Tell how many lines contain the word "United". Reply with the number only.

-- Start of Dataset extract --

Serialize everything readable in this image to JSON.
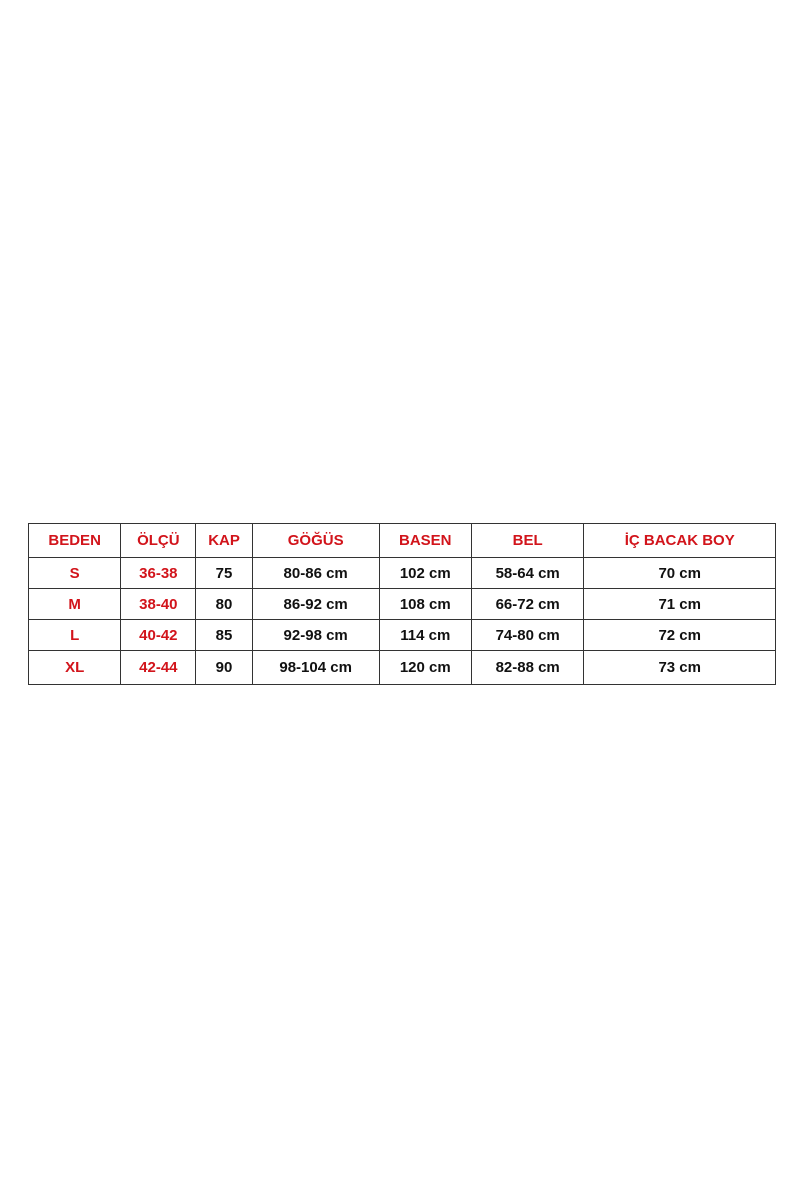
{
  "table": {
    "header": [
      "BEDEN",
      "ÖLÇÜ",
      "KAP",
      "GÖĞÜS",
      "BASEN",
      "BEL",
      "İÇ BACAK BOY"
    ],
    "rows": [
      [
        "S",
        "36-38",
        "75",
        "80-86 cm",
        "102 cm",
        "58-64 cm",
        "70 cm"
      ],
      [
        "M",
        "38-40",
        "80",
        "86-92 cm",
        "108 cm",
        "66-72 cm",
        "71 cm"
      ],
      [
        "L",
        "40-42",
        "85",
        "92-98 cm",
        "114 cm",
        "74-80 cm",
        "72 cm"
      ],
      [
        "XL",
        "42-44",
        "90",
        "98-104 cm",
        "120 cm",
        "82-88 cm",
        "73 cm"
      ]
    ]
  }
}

-- End of Dataset extract --
-- Start of Dataset extract --

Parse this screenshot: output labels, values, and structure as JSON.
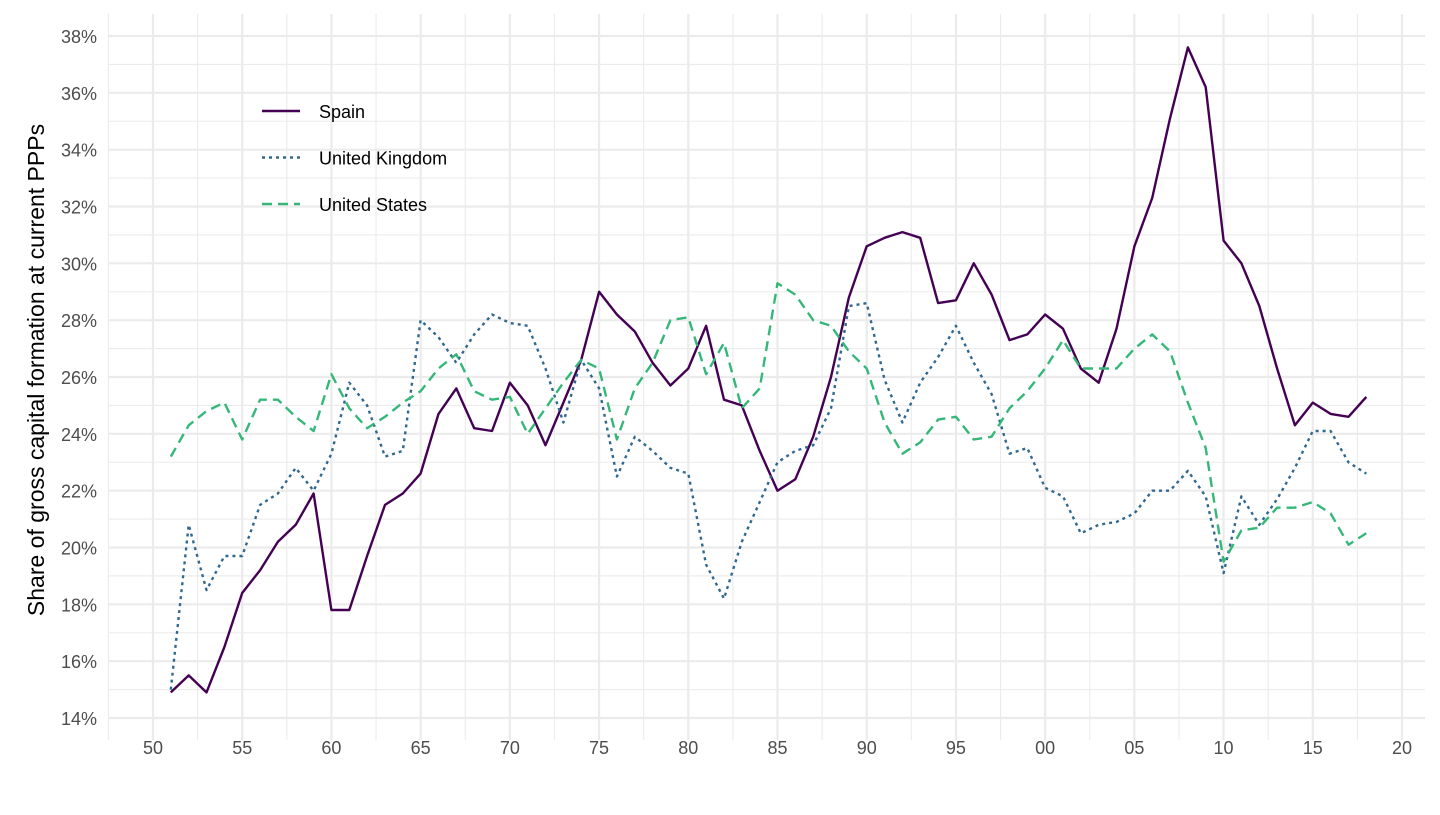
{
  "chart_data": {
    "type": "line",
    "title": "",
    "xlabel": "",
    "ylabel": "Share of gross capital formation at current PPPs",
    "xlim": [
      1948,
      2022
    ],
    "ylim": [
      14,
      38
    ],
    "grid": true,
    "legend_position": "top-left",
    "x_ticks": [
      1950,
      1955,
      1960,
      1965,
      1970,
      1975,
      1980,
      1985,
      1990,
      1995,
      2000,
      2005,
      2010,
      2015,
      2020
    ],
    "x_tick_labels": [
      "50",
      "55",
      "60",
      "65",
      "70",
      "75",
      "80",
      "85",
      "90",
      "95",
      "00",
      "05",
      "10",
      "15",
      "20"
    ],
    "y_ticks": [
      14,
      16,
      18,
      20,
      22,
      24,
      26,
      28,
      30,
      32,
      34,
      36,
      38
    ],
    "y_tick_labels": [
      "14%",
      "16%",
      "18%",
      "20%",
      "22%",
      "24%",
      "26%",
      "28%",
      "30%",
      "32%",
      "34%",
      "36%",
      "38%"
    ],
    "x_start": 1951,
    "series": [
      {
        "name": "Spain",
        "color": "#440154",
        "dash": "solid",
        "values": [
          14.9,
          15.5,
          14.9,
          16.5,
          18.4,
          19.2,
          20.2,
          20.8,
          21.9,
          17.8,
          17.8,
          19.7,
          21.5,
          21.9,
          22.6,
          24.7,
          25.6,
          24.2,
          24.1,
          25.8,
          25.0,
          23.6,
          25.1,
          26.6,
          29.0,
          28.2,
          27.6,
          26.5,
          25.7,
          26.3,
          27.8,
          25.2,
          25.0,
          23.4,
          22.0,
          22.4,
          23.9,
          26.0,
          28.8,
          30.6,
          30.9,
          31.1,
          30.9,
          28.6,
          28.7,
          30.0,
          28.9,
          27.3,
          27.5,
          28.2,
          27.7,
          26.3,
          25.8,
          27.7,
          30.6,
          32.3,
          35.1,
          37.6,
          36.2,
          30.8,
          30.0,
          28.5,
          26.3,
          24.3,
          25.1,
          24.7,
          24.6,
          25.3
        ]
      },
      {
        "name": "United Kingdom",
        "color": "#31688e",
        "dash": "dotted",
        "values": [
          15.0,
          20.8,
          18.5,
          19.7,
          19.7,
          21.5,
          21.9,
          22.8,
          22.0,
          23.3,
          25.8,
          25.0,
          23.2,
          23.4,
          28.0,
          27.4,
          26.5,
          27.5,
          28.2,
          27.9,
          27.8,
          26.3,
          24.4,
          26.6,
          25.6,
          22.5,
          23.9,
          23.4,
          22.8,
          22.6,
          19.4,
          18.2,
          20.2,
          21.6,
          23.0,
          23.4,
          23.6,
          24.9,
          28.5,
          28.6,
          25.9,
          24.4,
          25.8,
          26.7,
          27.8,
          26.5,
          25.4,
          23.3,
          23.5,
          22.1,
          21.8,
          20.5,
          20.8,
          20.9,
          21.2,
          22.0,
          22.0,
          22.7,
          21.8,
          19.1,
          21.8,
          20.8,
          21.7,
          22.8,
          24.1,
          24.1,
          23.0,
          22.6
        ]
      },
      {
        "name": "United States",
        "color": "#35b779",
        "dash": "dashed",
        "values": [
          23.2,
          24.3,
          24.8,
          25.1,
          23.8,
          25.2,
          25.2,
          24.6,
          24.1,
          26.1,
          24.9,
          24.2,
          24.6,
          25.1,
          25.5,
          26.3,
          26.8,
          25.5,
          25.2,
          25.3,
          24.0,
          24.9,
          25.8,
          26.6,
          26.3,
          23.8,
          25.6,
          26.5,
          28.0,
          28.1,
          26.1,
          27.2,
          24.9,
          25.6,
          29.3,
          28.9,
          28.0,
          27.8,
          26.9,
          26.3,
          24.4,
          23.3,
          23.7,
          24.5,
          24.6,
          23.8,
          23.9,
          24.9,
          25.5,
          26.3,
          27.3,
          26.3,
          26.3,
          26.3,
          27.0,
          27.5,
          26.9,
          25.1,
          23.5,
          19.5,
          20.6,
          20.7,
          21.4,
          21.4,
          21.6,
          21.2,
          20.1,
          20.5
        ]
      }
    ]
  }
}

-- End of Dataset extract --

Result for this exercise.
2